:: EJERCICIO PROPUESTO ::
Según el texto de origen, ¿qué se le pedía a Trump que condenara y cómo respondió? Contesta en una sola oración, por favor.

:: TEXTO DE ORIGEN ::

*****

Entró en calor ahí y siguieron los golpes: “He hecho más en 47 meses que tú en 47 años”. Trump defendió su economía, el recorte de impuestos, su política con China (“te comió el almuerzo, Biden”), el mensaje de “ley y orden”, el entendimiento tradicional de los valores constitucionales en lugar de la culpabilidad nacional necesitada de redención de la que hablan los demócratas. Cuando habló de impuestos o de limpiar los bosques, o de coches, o del precio de la energía no hubo acritud en Trump. No la hay. Es relajado, poco enfático.
 

Los momentos críticos no eran esos, sin embargo. Sabemos dónde estaban, y ahí resistió berroqueño. A Trump se le pedía que condenara el Supremacismo Blanco, y se negó, y Biden se negó a referirse claramente a la ley y el orden y al cumplimiento de la ley, bazas nixonianas evidentes para Trump. En esas dos negaciones tan distintas, o en ese mutuo rehusar, se intuye la radical división política de ese país.

Habrá muchas quejas sobre el debate, demasiado poca cosa para el paladar “Ala Oeste de la Casa Blanca”, pero no sé si serán del todo justas. Trump era… ¿qué era? La antipolítica, el populismo, el antiobama… Y Biden es, lo dijo Trump, el peor candidato en la historia. (“Si pierdo, no puedo volver, no puedo volver a hablar”). Lo que surgiese de ahí no podía satisfacer el oído acostumbrado a cierta retórica. La música, los yambos neoclásicos. Es curioso, Biden miente tanto que Trump ya parece tener una relación más fresca y sana con los “hechos”.

*****

:: INFORMACIÓN PROPORCIONADA ::
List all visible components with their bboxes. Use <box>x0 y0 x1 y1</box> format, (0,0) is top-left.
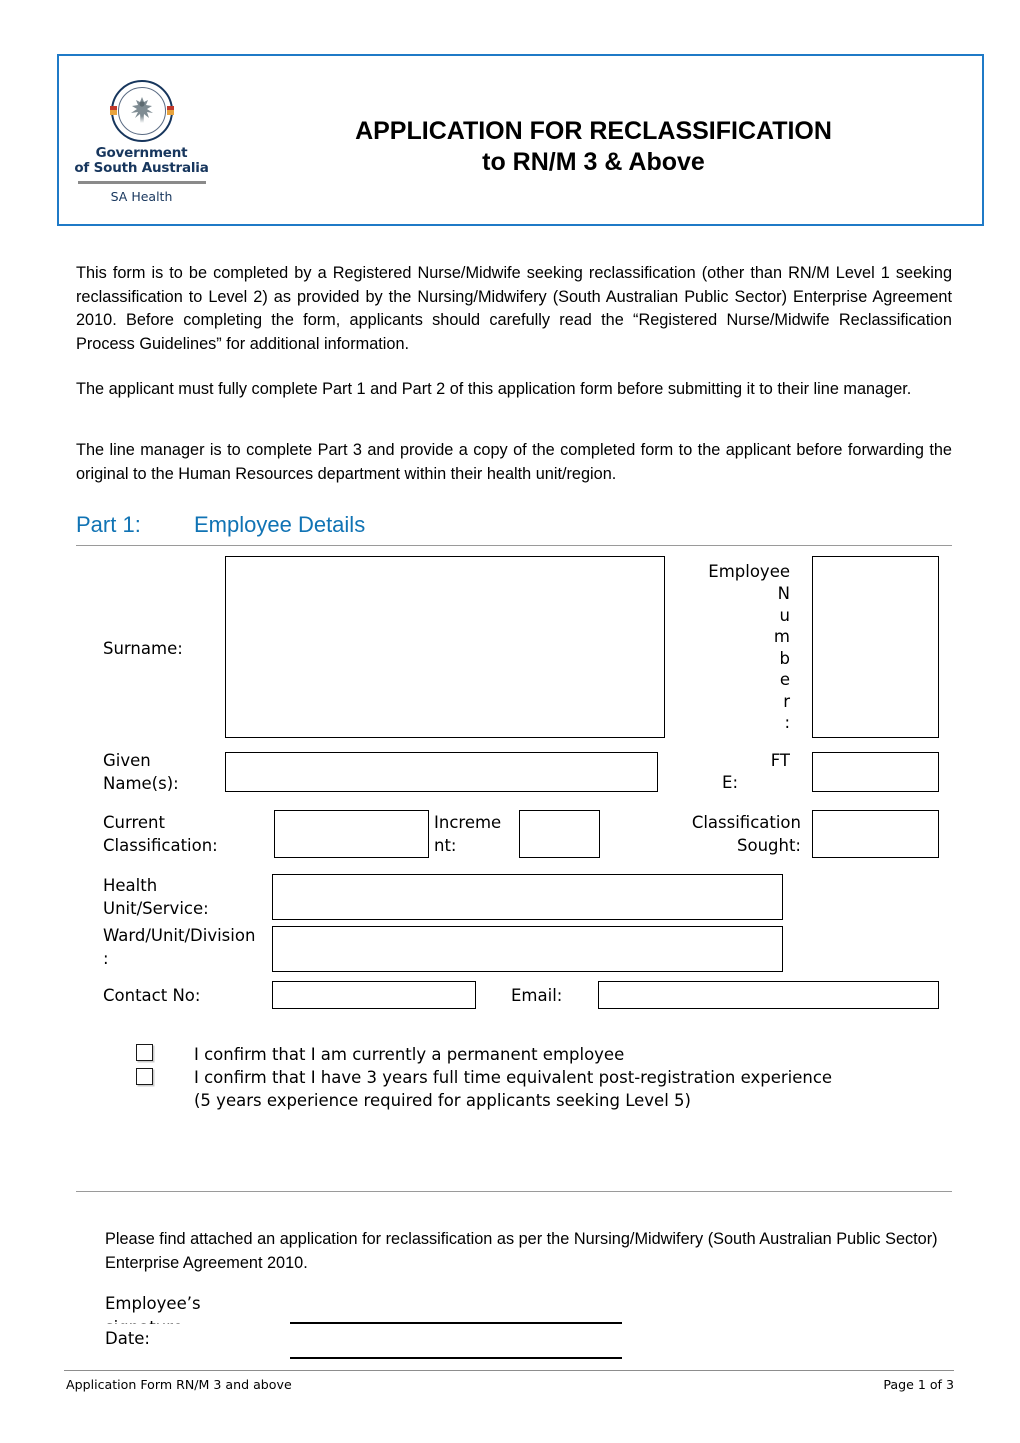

*****

:: RESPUESTA A LA TAREA ::
Se le pedía que condenara el Supremacismo Blanco, y se negó.